*Your task:* Using the listing below, please gather every line containing the word "name".

Start of Task inputs

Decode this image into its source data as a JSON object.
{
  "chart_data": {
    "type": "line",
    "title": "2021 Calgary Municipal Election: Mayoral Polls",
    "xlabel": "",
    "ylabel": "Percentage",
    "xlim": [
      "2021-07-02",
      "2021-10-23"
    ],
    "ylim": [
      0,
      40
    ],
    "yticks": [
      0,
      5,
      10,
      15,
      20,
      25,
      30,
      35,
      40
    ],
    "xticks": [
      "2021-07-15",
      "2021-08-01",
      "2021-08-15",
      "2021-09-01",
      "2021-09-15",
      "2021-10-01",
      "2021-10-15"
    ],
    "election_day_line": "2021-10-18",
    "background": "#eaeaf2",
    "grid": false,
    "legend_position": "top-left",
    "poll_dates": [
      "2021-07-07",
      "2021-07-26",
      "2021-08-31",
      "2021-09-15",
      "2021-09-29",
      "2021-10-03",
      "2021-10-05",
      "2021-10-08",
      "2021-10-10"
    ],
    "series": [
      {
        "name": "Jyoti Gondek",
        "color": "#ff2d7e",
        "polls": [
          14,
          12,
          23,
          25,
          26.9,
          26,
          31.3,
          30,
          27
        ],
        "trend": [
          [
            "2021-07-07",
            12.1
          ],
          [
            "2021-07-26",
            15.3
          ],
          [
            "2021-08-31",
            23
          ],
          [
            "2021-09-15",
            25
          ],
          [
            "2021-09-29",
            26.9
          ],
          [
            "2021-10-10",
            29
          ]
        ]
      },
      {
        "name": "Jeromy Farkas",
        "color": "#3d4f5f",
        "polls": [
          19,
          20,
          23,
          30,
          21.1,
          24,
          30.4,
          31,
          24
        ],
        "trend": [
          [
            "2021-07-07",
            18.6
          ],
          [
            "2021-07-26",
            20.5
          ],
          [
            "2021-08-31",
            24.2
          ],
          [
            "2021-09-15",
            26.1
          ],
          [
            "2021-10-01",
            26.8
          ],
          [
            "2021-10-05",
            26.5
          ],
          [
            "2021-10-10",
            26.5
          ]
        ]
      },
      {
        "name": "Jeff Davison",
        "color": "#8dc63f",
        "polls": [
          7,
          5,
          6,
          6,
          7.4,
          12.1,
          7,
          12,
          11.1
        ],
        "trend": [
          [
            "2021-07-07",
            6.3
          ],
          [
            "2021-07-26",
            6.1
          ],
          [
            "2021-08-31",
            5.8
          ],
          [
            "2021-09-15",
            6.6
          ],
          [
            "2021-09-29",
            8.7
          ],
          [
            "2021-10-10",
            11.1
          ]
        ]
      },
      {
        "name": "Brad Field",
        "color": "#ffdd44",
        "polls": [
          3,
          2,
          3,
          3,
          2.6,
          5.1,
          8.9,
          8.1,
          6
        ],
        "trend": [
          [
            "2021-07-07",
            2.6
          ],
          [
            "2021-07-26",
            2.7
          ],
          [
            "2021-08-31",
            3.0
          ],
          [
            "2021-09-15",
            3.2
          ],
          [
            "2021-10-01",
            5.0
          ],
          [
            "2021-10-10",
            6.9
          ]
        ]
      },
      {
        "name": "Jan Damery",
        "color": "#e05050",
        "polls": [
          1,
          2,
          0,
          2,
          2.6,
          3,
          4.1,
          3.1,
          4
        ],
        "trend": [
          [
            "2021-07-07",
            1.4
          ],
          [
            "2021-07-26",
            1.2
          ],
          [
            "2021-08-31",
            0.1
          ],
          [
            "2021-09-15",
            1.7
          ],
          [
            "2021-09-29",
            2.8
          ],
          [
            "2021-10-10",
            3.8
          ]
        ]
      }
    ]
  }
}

End of Task inputs
Start of Task inputs

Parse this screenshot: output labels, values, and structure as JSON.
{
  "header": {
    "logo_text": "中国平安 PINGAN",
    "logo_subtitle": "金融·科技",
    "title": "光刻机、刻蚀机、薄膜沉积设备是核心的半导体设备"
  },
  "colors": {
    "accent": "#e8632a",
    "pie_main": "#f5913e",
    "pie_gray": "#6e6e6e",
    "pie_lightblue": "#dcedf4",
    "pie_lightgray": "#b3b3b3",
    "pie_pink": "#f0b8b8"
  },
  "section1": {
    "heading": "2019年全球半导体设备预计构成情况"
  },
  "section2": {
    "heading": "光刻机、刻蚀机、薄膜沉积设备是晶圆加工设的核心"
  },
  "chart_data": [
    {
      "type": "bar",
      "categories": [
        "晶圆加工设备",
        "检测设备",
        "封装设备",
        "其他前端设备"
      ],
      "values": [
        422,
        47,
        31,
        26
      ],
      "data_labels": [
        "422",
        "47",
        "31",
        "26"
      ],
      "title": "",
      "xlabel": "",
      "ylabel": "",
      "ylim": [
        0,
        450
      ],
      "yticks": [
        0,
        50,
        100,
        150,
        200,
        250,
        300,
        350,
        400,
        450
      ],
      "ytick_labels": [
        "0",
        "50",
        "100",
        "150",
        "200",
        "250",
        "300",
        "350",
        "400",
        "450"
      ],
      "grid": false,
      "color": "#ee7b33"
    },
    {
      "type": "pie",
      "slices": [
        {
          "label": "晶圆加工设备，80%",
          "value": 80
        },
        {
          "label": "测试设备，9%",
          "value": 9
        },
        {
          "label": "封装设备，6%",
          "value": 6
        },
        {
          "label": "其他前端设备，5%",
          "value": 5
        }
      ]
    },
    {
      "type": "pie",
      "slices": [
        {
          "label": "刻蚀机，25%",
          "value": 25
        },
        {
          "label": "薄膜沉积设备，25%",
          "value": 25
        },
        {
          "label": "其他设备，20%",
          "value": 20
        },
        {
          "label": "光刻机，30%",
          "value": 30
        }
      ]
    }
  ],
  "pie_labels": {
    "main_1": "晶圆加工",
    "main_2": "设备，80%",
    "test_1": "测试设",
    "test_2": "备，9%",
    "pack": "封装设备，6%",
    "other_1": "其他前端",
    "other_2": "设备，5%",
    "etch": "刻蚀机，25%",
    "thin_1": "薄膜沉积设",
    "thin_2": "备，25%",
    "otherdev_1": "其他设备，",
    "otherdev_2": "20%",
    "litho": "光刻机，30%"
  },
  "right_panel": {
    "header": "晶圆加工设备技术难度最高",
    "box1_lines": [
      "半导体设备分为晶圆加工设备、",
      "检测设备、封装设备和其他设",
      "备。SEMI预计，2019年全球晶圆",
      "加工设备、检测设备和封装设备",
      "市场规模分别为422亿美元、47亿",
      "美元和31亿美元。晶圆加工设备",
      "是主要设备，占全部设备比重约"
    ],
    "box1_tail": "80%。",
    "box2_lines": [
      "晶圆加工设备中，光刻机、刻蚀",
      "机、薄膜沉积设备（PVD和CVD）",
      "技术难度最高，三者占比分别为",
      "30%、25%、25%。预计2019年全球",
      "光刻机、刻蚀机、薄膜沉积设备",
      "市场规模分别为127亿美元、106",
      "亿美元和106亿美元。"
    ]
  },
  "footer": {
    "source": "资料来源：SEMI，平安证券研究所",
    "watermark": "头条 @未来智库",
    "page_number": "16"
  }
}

End of Task inputs

*Response for this exercise:*
        "name": "Jyoti Gondek",
        "name": "Jeromy Farkas",
        "name": "Jeff Davison",
        "name": "Brad Field",
        "name": "Jan Damery",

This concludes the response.